§ Passage for review
Convert a ggsurvplot object to a grob

I have four plots, three of them ggsurvplot objects, that I need to compose into a single 2x2 facet plot. I am blocked because it appears that there is no automatic way to convert a ggsurvplot to a grob, as appears to be required for me to combine them using gridextra. The four plots are also saved as pdf figures, but these also seem not to be importable as grobs. They should all be vector graphics.
Any suggestions as to how I can convert the ggsrurvplot objects into grobs?

Try the {patchwork} package—no conversion needed.

Thanks for the suggestion, technocrat. Unfortunately patchwork seems to have the same problem that other approaches that depend on blobification have. Evidently despite the graphics being based on ggplot, the final ggsurvplot object is not a legitimate ggplot object. I suspect that the ggsurvplot programmers have used a non-(ggplot) standard method to combine the survival plot and the "at risk" table.
That the error code recognizes a .ggsurv method suggests that R recognizes a different and incompatible implementation of '+' for ggplot and ggsurvplot objects. But I can't find anything else in the patchwork package that addresses ggsurvplot objects. Have I missed anything in the patchwork package?

plot1 and plot2 are two ggsurvplots. Plot4 is a standard ggplot object.

plot1 + plot2 +labs(subtitle = 'test')
Error in plot1 + plot2 : non-numeric argument to binary operator
In addition: Warning message:
In +.ggsurv(plot1, plot2) :
Incompatible methods ("", "+.ggsurv") for "+"

§ Information shown
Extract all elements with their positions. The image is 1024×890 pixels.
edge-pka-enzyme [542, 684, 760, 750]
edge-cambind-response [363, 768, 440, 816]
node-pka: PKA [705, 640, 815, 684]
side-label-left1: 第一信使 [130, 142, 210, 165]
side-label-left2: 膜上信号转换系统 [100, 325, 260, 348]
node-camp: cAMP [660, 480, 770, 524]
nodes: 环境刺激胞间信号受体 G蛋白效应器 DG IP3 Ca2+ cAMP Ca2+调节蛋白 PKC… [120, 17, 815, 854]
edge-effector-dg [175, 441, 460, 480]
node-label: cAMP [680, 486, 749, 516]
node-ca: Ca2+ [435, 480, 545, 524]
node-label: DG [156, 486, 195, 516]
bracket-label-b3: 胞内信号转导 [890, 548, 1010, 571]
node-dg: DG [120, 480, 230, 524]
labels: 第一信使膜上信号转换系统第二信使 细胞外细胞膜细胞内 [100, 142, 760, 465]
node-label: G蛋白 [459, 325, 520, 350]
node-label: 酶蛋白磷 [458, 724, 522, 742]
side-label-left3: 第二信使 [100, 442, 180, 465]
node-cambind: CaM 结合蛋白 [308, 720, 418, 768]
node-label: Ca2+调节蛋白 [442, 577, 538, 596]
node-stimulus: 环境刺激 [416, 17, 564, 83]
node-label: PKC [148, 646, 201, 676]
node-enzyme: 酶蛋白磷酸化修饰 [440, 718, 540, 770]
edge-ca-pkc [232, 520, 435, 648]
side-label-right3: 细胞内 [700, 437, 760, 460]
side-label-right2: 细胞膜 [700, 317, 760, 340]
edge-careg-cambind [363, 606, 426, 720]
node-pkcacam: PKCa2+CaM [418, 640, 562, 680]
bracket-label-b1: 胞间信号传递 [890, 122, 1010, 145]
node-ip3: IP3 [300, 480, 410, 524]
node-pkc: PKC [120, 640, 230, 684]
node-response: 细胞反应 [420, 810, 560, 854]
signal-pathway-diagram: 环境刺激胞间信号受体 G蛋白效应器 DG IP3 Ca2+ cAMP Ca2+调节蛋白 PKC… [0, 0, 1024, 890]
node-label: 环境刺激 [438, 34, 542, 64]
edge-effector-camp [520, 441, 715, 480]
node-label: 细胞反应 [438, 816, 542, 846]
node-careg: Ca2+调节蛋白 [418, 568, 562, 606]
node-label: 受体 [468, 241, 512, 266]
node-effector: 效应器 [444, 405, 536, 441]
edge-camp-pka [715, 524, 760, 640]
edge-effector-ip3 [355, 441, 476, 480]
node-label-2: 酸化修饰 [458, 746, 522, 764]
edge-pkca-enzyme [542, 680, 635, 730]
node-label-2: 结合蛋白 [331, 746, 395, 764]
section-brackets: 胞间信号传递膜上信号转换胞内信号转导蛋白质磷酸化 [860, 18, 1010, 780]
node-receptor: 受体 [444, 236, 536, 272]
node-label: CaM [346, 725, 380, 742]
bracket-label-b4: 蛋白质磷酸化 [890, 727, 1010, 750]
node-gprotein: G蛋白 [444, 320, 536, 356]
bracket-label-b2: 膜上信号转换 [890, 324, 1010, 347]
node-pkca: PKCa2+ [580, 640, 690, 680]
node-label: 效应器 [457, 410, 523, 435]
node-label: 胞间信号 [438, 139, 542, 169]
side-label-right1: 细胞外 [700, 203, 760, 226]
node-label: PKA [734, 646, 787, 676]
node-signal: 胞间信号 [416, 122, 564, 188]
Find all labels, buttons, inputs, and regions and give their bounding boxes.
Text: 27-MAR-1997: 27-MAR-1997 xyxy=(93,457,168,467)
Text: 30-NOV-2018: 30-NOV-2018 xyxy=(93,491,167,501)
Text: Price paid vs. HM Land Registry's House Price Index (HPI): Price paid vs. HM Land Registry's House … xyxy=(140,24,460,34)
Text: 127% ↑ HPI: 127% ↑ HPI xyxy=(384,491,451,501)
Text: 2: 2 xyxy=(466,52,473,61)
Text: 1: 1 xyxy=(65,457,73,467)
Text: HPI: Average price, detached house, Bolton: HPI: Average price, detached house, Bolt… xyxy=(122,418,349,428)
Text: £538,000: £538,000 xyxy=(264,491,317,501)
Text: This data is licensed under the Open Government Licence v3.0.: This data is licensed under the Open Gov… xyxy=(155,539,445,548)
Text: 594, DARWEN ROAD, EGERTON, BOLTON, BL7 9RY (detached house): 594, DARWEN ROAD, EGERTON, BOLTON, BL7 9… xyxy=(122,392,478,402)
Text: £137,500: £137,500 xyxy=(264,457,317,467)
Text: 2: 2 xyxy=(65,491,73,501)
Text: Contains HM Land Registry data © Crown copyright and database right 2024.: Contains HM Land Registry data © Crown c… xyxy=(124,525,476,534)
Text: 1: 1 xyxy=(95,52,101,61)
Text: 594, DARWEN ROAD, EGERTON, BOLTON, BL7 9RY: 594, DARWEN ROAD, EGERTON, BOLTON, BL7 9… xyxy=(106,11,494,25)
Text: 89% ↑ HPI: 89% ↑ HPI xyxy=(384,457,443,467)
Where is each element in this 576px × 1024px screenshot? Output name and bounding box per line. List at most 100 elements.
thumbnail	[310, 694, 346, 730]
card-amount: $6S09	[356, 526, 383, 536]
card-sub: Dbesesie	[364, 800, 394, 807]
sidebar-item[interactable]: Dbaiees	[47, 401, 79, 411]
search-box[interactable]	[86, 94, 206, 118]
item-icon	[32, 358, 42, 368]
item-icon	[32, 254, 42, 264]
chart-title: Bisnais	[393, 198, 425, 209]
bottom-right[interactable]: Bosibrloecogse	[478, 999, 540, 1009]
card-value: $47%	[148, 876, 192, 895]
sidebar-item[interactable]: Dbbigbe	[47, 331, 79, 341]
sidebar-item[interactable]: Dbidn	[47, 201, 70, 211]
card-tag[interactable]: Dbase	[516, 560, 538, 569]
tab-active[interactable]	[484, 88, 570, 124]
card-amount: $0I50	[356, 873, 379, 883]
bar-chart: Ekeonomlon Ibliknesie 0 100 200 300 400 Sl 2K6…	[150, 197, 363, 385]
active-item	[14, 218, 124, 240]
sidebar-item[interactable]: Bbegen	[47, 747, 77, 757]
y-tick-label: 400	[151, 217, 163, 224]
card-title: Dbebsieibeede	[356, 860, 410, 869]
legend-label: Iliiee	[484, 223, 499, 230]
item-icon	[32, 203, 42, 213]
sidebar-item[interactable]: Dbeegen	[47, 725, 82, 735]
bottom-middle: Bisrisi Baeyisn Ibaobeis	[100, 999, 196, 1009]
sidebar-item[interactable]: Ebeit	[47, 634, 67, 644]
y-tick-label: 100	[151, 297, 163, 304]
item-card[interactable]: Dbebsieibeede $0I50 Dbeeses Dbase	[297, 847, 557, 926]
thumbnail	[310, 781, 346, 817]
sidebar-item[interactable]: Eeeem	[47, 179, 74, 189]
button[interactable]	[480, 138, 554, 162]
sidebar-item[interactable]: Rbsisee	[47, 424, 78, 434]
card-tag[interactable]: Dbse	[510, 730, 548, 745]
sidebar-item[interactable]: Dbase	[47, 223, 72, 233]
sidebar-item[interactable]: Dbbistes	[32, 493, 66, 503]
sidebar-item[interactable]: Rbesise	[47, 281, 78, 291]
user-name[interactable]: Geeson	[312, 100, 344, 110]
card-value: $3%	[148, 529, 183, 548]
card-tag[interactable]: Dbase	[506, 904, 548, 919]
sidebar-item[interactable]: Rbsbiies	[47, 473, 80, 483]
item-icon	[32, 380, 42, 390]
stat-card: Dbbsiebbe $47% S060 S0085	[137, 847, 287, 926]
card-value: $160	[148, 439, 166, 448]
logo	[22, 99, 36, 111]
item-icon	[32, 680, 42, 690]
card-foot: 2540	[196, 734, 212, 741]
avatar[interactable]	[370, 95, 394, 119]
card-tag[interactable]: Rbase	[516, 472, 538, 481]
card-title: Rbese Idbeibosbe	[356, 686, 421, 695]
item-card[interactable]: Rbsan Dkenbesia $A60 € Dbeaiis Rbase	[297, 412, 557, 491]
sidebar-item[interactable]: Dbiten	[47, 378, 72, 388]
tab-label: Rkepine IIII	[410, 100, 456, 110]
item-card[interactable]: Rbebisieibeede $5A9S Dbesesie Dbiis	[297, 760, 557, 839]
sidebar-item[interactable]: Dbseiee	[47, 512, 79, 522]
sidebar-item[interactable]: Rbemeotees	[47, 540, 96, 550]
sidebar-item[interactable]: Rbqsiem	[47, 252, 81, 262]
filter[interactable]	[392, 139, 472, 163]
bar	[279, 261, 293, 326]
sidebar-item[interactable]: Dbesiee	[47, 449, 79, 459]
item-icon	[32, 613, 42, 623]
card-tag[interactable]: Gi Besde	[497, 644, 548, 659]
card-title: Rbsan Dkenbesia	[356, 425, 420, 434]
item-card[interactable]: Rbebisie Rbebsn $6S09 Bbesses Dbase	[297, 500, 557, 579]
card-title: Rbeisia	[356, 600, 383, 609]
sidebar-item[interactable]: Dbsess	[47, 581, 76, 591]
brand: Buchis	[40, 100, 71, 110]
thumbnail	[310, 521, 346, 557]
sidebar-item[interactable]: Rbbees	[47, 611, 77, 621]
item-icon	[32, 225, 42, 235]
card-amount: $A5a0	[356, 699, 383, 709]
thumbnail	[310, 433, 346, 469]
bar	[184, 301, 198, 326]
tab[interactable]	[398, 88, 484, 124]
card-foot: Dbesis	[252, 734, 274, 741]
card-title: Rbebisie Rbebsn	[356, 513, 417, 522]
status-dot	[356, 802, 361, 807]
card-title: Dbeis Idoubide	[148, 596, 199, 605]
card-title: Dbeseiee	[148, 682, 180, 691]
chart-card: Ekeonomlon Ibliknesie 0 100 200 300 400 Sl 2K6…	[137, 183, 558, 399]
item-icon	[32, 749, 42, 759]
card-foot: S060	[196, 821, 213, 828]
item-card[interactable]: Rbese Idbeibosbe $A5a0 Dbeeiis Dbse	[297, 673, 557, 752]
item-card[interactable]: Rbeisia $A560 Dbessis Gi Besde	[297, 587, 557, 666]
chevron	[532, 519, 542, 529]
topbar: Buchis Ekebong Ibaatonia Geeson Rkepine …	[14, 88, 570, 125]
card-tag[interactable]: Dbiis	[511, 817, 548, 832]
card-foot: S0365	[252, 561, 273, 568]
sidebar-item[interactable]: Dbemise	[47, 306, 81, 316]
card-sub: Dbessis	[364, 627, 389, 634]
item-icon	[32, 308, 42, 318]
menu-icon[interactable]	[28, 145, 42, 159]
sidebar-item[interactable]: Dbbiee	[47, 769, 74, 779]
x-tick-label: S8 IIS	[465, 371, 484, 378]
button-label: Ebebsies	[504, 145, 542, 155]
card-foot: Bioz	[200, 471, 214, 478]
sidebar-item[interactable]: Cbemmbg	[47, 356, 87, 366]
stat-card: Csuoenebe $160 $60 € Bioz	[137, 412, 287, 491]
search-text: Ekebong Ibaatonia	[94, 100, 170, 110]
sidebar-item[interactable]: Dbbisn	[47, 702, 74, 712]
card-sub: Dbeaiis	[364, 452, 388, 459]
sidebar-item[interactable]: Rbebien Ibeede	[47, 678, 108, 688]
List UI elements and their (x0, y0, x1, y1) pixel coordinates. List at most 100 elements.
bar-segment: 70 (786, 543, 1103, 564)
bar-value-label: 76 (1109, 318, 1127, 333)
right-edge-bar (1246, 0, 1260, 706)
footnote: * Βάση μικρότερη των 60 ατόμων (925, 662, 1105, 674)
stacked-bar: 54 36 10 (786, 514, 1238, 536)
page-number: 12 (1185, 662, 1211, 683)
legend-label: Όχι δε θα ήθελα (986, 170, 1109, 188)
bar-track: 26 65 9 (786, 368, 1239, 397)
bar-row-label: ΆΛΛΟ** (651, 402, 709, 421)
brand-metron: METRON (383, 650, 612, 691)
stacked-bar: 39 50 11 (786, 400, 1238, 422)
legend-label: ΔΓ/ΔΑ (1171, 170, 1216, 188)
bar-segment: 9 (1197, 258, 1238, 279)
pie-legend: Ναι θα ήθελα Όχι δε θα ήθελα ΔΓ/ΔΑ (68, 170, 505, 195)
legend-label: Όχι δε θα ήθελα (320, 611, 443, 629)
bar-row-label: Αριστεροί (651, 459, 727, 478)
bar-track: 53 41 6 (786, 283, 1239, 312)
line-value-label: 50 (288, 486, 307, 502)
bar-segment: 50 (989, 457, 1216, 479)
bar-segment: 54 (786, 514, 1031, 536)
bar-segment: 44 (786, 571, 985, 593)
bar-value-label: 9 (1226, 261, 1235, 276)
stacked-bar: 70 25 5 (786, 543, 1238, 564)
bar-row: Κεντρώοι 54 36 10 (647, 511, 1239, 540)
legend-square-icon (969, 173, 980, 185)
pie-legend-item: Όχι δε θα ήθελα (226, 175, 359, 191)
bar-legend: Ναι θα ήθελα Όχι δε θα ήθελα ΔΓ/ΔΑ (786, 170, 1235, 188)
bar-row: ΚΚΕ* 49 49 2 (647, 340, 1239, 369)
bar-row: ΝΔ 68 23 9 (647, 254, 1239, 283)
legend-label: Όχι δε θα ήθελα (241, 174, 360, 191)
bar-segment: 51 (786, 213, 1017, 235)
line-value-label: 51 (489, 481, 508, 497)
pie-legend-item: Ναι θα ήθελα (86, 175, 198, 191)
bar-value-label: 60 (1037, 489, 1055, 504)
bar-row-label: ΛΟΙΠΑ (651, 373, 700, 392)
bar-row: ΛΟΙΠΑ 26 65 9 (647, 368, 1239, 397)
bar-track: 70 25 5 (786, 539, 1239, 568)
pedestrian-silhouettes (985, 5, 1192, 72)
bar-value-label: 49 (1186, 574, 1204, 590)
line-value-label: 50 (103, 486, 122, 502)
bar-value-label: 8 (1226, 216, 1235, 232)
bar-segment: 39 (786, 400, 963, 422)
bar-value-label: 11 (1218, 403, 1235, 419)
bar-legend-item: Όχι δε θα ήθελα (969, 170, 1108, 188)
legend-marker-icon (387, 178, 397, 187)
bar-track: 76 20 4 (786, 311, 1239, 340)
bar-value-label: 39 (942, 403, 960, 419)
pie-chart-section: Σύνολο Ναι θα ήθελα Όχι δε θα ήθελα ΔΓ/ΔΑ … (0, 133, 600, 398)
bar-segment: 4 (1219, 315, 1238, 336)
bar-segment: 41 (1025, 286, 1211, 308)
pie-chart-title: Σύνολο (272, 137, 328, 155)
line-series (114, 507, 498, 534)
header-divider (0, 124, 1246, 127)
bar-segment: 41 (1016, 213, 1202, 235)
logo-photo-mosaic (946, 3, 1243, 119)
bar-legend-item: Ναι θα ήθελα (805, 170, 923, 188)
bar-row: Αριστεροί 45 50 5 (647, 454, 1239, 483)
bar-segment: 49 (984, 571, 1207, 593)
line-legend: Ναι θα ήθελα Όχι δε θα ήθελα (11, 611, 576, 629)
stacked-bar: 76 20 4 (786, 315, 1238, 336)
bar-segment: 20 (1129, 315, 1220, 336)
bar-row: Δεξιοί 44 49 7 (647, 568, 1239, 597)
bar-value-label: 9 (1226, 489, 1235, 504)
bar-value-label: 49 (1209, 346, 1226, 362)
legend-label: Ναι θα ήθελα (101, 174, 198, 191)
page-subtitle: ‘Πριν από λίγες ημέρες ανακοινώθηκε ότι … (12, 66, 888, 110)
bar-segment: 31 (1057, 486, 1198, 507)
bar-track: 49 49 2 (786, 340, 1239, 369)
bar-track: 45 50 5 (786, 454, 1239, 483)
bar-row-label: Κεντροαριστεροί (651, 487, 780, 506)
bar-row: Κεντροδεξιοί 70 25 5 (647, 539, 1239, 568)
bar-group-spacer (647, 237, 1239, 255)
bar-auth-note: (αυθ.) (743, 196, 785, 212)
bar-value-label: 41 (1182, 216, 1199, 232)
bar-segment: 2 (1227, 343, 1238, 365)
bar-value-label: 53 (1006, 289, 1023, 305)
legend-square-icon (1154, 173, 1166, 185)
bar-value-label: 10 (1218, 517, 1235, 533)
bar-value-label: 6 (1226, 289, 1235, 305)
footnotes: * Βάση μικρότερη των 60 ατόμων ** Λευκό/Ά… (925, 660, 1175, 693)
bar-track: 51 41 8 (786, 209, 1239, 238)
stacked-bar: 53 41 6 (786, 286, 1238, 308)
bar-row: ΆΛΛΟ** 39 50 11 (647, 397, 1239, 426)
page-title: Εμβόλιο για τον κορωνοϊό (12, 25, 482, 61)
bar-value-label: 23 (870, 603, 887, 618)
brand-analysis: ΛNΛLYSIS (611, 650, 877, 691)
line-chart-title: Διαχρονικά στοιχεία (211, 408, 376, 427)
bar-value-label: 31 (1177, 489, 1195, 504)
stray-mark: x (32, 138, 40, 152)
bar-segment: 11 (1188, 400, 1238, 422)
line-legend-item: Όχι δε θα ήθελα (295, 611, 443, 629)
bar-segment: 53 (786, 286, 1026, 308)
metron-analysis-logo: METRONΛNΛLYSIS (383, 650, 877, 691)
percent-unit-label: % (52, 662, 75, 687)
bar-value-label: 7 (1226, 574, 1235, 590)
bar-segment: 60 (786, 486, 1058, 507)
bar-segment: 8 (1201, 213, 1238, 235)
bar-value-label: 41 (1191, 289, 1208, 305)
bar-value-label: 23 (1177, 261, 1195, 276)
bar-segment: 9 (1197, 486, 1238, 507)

§ Task statement
Extend the forum thread about combining ggsurvplot figures into one 2x2 plot, picking up right after its last line.

§ Output of the exercise
plot1 + plot4 +labs(subtitle = 'test')
Error in plot1 + plot4 : non-numeric argument to binary operator
In addition: Warning message:
Incompatible methods ("+.ggsurv", "") for "+"

The code below won't reprex properly. It extracts the ggplot object for separate plotting, which can be patchworked in the normal way. The tables have to be plotted separately or could, I suppose, be rendered as an annotation only plot separately and patchworked.


# from documentation
# Fit survival curves
fit<- survfit(Surv(time, status) ~ sex, data = lung)

# Basic survival curves 
# NOTE risk.table = FALSE
ggsurv <- ggsurvplot(fit, data = lung, risk.table = FALSE,
                     main = "Survival curves",
                     submain = "Based on Kaplan-Meier estimates",
                     caption = "created with survminer"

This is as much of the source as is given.